#### What you need to do:
Make an exact copy of all the entries, with the pictures left out.

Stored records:
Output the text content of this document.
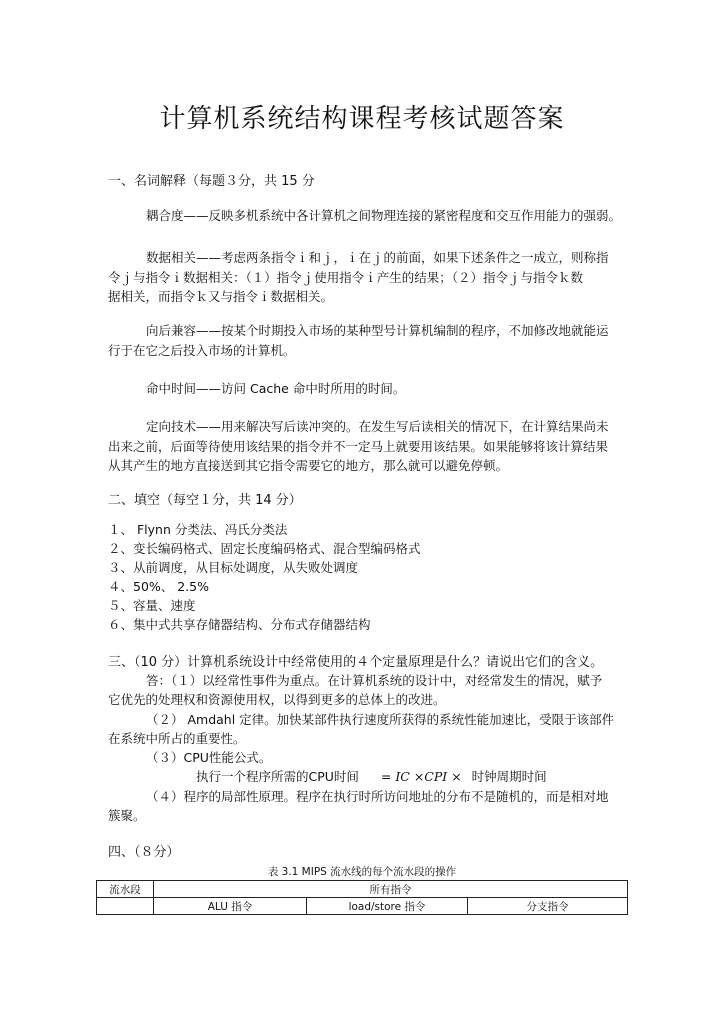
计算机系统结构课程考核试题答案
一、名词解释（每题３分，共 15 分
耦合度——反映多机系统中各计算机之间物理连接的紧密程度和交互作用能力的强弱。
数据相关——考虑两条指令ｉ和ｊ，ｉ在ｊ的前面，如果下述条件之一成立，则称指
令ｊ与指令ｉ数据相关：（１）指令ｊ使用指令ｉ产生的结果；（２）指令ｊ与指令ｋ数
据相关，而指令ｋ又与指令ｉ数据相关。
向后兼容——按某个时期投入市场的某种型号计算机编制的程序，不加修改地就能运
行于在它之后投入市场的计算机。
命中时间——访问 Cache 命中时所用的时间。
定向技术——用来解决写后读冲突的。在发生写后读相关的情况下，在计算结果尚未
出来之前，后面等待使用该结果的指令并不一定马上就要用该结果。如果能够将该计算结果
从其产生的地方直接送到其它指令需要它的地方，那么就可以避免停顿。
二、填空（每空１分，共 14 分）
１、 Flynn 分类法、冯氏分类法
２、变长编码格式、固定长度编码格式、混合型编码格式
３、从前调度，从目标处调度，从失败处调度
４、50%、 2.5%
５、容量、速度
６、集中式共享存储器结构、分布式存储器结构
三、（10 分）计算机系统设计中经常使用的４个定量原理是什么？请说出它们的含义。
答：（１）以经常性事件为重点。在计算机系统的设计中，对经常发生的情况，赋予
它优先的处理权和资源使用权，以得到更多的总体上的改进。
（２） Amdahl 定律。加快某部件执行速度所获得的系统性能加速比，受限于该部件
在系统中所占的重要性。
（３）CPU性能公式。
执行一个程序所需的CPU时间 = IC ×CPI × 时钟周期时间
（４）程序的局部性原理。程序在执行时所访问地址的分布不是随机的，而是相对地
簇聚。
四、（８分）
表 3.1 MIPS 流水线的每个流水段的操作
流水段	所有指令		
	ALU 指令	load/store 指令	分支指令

#### Result of the task:
Output the text content of this document.
计算机系统结构课程考核试题答案
一、名词解释（每题３分，共 15 分
耦合度——反映多机系统中各计算机之间物理连接的紧密程度和交互作用能力的强弱。
数据相关——考虑两条指令ｉ和ｊ，ｉ在ｊ的前面，如果下述条件之一成立，则称指
令ｊ与指令ｉ数据相关：（１）指令ｊ使用指令ｉ产生的结果；（２）指令ｊ与指令ｋ数
据相关，而指令ｋ又与指令ｉ数据相关。
向后兼容——按某个时期投入市场的某种型号计算机编制的程序，不加修改地就能运
行于在它之后投入市场的计算机。
命中时间——访问 Cache 命中时所用的时间。
定向技术——用来解决写后读冲突的。在发生写后读相关的情况下，在计算结果尚未
出来之前，后面等待使用该结果的指令并不一定马上就要用该结果。如果能够将该计算结果
从其产生的地方直接送到其它指令需要它的地方，那么就可以避免停顿。
二、填空（每空１分，共 14 分）
１、 Flynn 分类法、冯氏分类法
２、变长编码格式、固定长度编码格式、混合型编码格式
３、从前调度，从目标处调度，从失败处调度
４、50%、 2.5%
５、容量、速度
６、集中式共享存储器结构、分布式存储器结构
三、（10 分）计算机系统设计中经常使用的４个定量原理是什么？请说出它们的含义。
答：（１）以经常性事件为重点。在计算机系统的设计中，对经常发生的情况，赋予
它优先的处理权和资源使用权，以得到更多的总体上的改进。
（２） Amdahl 定律。加快某部件执行速度所获得的系统性能加速比，受限于该部件
在系统中所占的重要性。
（３）CPU性能公式。
执行一个程序所需的CPU时间 = IC ×CPI × 时钟周期时间
（４）程序的局部性原理。程序在执行时所访问地址的分布不是随机的，而是相对地
簇聚。
四、（８分）
表 3.1 MIPS 流水线的每个流水段的操作
流水段	所有指令		
	ALU 指令	load/store 指令	分支指令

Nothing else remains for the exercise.